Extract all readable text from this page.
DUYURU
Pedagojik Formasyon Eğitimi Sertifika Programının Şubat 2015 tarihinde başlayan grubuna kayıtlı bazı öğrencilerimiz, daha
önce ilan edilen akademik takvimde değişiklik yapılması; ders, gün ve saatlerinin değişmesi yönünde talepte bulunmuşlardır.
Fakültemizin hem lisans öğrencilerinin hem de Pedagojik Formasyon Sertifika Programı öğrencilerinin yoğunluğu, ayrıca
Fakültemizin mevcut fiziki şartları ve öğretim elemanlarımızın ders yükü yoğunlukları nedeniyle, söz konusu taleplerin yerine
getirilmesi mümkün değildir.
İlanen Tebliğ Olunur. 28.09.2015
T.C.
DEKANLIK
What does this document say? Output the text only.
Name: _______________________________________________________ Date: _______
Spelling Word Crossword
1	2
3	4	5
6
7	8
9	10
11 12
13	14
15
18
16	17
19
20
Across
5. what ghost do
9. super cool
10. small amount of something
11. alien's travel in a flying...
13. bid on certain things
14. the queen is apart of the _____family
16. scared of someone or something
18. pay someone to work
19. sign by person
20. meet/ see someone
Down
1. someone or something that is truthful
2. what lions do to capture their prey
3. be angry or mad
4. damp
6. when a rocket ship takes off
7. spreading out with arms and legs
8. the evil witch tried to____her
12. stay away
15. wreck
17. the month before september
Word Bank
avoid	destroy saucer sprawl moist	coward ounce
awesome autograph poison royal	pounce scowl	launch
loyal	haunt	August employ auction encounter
####
▶ Goal: Copy out every entry again, exactly as it was given.

▶ Answer:
Extract all readable text from this page.
DUYURU
Pedagojik Formasyon Eğitimi Sertifika Programının Şubat 2015 tarihinde başlayan grubuna kayıtlı bazı öğrencilerimiz, daha
önce ilan edilen akademik takvimde değişiklik yapılması; ders, gün ve saatlerinin değişmesi yönünde talepte bulunmuşlardır.
Fakültemizin hem lisans öğrencilerinin hem de Pedagojik Formasyon Sertifika Programı öğrencilerinin yoğunluğu, ayrıca
Fakültemizin mevcut fiziki şartları ve öğretim elemanlarımızın ders yükü yoğunlukları nedeniyle, söz konusu taleplerin yerine
getirilmesi mümkün değildir.
İlanen Tebliğ Olunur. 28.09.2015
T.C.
DEKANLIK
What does this document say? Output the text only.
Name: _______________________________________________________ Date: _______
Spelling Word Crossword
1	2
3	4	5
6
7	8
9	10
11 12
13	14
15
18
16	17
19
20
Across
5. what ghost do
9. super cool
10. small amount of something
11. alien's travel in a flying...
13. bid on certain things
14. the queen is apart of the _____family
16. scared of someone or something
18. pay someone to work
19. sign by person
20. meet/ see someone
Down
1. someone or something that is truthful
2. what lions do to capture their prey
3. be angry or mad
4. damp
6. when a rocket ship takes off
7. spreading out with arms and legs
8. the evil witch tried to____her
12. stay away
15. wreck
17. the month before september
Word Bank
avoid	destroy saucer sprawl moist	coward ounce
awesome autograph poison royal	pounce scowl	launch
loyal	haunt	August employ auction encounter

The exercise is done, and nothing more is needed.